■ What the task requires:
Without altering anything, output the material below.

■ Exercise inputs:
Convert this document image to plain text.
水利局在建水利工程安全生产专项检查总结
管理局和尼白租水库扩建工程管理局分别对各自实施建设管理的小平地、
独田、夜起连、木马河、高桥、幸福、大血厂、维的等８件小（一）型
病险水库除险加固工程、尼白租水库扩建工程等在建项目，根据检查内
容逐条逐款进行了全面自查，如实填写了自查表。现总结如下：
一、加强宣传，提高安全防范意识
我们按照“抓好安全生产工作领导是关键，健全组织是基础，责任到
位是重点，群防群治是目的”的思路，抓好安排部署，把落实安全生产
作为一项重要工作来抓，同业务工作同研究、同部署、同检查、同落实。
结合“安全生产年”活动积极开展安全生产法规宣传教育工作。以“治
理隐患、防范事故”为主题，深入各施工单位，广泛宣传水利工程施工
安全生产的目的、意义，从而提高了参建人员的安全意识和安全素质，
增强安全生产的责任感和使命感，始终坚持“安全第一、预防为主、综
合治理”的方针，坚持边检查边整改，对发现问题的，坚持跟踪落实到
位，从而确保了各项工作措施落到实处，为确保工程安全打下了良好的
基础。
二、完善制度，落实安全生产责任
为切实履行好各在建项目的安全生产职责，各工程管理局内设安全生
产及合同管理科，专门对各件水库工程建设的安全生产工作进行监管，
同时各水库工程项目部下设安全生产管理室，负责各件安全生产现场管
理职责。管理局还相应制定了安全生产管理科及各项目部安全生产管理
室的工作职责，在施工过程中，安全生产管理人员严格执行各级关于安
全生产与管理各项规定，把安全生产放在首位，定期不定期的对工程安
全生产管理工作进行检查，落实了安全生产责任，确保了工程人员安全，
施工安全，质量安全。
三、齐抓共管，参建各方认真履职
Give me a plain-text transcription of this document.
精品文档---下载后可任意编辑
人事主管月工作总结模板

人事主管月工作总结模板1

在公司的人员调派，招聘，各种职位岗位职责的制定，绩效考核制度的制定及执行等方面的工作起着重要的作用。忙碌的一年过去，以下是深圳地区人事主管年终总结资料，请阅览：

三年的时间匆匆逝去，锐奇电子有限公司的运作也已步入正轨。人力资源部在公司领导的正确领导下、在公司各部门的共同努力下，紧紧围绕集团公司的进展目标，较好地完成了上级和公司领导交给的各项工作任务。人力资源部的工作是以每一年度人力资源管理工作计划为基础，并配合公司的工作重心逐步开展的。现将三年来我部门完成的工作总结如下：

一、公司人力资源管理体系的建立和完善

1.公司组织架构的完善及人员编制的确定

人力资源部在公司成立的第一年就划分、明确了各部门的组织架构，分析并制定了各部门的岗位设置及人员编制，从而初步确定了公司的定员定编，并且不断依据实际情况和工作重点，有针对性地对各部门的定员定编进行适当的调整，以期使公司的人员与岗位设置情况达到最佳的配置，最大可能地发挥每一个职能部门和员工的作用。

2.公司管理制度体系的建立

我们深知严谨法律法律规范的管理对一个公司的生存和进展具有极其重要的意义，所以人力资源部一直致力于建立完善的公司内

■ Correct output:
Convert this document image to plain text.
水利局在建水利工程安全生产专项检查总结
管理局和尼白租水库扩建工程管理局分别对各自实施建设管理的小平地、
独田、夜起连、木马河、高桥、幸福、大血厂、维的等８件小（一）型
病险水库除险加固工程、尼白租水库扩建工程等在建项目，根据检查内
容逐条逐款进行了全面自查，如实填写了自查表。现总结如下：
一、加强宣传，提高安全防范意识
我们按照“抓好安全生产工作领导是关键，健全组织是基础，责任到
位是重点，群防群治是目的”的思路，抓好安排部署，把落实安全生产
作为一项重要工作来抓，同业务工作同研究、同部署、同检查、同落实。
结合“安全生产年”活动积极开展安全生产法规宣传教育工作。以“治
理隐患、防范事故”为主题，深入各施工单位，广泛宣传水利工程施工
安全生产的目的、意义，从而提高了参建人员的安全意识和安全素质，
增强安全生产的责任感和使命感，始终坚持“安全第一、预防为主、综
合治理”的方针，坚持边检查边整改，对发现问题的，坚持跟踪落实到
位，从而确保了各项工作措施落到实处，为确保工程安全打下了良好的
基础。
二、完善制度，落实安全生产责任
为切实履行好各在建项目的安全生产职责，各工程管理局内设安全生
产及合同管理科，专门对各件水库工程建设的安全生产工作进行监管，
同时各水库工程项目部下设安全生产管理室，负责各件安全生产现场管
理职责。管理局还相应制定了安全生产管理科及各项目部安全生产管理
室的工作职责，在施工过程中，安全生产管理人员严格执行各级关于安
全生产与管理各项规定，把安全生产放在首位，定期不定期的对工程安
全生产管理工作进行检查，落实了安全生产责任，确保了工程人员安全，
施工安全，质量安全。
三、齐抓共管，参建各方认真履职
Give me a plain-text transcription of this document.
精品文档---下载后可任意编辑
人事主管月工作总结模板

人事主管月工作总结模板1

在公司的人员调派，招聘，各种职位岗位职责的制定，绩效考核制度的制定及执行等方面的工作起着重要的作用。忙碌的一年过去，以下是深圳地区人事主管年终总结资料，请阅览：

三年的时间匆匆逝去，锐奇电子有限公司的运作也已步入正轨。人力资源部在公司领导的正确领导下、在公司各部门的共同努力下，紧紧围绕集团公司的进展目标，较好地完成了上级和公司领导交给的各项工作任务。人力资源部的工作是以每一年度人力资源管理工作计划为基础，并配合公司的工作重心逐步开展的。现将三年来我部门完成的工作总结如下：

一、公司人力资源管理体系的建立和完善

1.公司组织架构的完善及人员编制的确定

人力资源部在公司成立的第一年就划分、明确了各部门的组织架构，分析并制定了各部门的岗位设置及人员编制，从而初步确定了公司的定员定编，并且不断依据实际情况和工作重点，有针对性地对各部门的定员定编进行适当的调整，以期使公司的人员与岗位设置情况达到最佳的配置，最大可能地发挥每一个职能部门和员工的作用。

2.公司管理制度体系的建立

我们深知严谨法律法律规范的管理对一个公司的生存和进展具有极其重要的意义，所以人力资源部一直致力于建立完善的公司内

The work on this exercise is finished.